◆ **Task data**:
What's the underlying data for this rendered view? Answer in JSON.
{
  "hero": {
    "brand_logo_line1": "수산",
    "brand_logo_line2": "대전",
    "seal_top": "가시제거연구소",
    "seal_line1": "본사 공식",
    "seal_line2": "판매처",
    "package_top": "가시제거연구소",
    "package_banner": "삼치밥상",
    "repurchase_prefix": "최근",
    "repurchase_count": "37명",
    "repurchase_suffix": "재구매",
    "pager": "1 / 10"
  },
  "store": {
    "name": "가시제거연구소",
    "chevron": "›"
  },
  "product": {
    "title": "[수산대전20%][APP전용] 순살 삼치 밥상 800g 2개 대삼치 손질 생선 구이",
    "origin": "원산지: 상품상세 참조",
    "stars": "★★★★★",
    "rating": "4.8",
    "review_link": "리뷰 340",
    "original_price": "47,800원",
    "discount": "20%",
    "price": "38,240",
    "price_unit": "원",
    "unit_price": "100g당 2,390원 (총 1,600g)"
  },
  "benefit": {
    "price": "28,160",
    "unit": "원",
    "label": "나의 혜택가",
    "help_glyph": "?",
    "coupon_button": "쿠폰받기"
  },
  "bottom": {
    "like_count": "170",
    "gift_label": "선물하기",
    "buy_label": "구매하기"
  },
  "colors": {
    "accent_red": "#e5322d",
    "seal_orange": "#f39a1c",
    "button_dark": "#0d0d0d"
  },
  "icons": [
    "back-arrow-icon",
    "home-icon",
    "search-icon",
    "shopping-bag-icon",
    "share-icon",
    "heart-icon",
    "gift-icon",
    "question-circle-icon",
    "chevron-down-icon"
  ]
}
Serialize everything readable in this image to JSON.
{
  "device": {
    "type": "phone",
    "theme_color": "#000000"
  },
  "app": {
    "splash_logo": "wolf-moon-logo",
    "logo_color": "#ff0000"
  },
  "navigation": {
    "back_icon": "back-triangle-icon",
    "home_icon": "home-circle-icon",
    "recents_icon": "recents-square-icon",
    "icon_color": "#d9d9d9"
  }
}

◆ **To do**:
In the records above, find the line containing "Serialize everything readable"; please retype it and every line after it through the last line, exactly and with nothing else.

◆ **Result of the exercise**:
Serialize everything readable in this image to JSON.
{
  "device": {
    "type": "phone",
    "theme_color": "#000000"
  },
  "app": {
    "splash_logo": "wolf-moon-logo",
    "logo_color": "#ff0000"
  },
  "navigation": {
    "back_icon": "back-triangle-icon",
    "home_icon": "home-circle-icon",
    "recents_icon": "recents-square-icon",
    "icon_color": "#d9d9d9"
  }
}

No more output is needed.